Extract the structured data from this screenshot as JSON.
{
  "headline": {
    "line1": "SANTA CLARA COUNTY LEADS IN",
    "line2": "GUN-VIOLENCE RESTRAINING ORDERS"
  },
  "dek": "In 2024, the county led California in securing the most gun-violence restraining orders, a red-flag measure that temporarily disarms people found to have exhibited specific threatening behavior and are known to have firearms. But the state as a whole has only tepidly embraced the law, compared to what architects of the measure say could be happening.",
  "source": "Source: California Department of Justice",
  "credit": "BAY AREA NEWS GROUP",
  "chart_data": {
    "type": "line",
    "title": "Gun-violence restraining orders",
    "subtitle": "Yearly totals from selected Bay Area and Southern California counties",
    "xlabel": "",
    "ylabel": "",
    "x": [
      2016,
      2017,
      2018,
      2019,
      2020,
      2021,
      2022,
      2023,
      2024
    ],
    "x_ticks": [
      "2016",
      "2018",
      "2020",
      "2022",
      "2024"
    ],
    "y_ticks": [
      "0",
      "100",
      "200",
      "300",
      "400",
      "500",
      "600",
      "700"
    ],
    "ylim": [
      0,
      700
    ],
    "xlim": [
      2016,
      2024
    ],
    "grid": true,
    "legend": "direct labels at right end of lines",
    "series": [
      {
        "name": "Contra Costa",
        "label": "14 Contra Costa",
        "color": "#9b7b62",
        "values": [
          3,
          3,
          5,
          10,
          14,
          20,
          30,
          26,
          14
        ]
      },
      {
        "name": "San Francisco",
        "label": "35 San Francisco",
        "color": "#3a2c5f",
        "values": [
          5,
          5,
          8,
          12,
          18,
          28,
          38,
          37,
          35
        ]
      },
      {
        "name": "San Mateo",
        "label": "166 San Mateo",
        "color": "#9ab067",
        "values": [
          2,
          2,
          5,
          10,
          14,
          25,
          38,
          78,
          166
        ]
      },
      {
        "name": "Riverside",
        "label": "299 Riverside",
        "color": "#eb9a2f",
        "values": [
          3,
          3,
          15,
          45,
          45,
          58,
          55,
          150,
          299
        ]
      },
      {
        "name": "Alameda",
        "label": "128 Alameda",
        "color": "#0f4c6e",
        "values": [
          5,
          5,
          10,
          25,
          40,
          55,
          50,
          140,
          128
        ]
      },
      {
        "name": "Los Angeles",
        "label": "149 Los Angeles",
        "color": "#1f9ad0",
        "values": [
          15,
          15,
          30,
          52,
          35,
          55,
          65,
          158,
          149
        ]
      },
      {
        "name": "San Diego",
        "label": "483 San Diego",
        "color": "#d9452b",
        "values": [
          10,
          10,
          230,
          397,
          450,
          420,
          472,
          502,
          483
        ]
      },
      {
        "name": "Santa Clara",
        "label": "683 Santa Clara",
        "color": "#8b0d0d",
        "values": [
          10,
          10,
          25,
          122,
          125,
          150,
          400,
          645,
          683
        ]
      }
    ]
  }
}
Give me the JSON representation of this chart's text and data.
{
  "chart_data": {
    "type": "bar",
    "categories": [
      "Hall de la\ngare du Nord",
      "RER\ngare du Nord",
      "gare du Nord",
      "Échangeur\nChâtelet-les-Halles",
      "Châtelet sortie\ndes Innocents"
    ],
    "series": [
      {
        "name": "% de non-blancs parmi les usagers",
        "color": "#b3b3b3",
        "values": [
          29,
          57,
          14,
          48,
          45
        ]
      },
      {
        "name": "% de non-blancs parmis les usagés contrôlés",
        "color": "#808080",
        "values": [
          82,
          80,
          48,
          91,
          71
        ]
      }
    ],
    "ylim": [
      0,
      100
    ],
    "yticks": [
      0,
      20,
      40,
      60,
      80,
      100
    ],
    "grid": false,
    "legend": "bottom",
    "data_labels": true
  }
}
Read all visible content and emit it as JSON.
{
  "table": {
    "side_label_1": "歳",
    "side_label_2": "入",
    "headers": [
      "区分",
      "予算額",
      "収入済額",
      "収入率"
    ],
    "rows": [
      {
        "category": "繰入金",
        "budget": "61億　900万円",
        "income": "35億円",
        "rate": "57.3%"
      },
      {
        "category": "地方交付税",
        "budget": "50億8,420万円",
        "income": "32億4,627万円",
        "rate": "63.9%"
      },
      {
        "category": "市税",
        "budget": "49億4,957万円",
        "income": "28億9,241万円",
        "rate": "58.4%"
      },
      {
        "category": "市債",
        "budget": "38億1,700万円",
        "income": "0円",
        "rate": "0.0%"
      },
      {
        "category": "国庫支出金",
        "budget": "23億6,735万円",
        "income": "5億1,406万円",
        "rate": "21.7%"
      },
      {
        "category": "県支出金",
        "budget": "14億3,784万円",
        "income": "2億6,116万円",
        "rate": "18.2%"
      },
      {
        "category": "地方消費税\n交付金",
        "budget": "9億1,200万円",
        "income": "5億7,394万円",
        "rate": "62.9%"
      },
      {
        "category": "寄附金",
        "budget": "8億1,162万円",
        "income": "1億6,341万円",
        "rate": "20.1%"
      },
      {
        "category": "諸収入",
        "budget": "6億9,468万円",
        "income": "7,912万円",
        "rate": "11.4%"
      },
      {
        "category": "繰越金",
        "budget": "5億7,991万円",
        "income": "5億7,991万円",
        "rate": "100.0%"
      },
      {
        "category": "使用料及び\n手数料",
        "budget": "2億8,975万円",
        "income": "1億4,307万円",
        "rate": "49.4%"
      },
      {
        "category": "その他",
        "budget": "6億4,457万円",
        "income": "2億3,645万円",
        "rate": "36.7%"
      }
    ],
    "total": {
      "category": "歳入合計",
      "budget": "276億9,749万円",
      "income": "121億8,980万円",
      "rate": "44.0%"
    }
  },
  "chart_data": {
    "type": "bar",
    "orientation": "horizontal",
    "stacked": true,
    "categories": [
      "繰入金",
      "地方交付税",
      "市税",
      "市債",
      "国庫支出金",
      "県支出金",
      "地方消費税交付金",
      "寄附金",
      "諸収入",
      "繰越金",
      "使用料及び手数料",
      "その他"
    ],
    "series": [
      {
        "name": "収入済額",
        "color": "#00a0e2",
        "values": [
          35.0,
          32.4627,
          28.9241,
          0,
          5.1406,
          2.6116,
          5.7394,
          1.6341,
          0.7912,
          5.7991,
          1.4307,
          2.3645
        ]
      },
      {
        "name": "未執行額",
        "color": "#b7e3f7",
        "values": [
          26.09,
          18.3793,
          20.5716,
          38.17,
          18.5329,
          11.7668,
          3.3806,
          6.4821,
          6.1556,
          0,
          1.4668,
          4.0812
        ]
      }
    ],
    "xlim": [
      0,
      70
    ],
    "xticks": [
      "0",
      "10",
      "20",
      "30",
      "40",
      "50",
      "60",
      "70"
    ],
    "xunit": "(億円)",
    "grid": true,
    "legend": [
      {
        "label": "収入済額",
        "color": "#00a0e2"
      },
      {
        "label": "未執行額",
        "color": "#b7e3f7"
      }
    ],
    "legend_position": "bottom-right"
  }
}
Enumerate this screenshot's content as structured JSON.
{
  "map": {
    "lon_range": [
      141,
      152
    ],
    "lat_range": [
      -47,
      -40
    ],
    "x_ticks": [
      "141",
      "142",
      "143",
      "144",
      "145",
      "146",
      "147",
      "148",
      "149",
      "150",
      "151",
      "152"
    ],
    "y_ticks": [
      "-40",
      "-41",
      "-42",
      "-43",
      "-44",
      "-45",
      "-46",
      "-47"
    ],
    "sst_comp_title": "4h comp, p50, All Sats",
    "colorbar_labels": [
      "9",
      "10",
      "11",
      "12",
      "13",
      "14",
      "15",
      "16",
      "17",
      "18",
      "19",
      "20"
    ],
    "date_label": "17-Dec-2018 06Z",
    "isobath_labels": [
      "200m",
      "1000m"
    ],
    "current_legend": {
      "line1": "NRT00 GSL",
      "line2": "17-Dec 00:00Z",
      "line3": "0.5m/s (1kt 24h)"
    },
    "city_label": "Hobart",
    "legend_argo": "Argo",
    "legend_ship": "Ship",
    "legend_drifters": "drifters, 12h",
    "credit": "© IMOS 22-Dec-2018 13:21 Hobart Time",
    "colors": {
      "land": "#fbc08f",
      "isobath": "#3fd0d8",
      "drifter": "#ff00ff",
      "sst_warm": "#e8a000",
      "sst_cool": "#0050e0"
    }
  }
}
^^^^^^^^
Check each line of the records above for "name", and copy those that have it.

        "name": "Contra Costa",
        "name": "San Francisco",
        "name": "San Mateo",
        "name": "Riverside",
        "name": "Alameda",
        "name": "Los Angeles",
        "name": "San Diego",
        "name": "Santa Clara",
        "name": "% de non-blancs parmi les usagers",
        "name": "% de non-blancs parmis les usagés contrôlés",
        "name": "収入済額",
        "name": "未執行額",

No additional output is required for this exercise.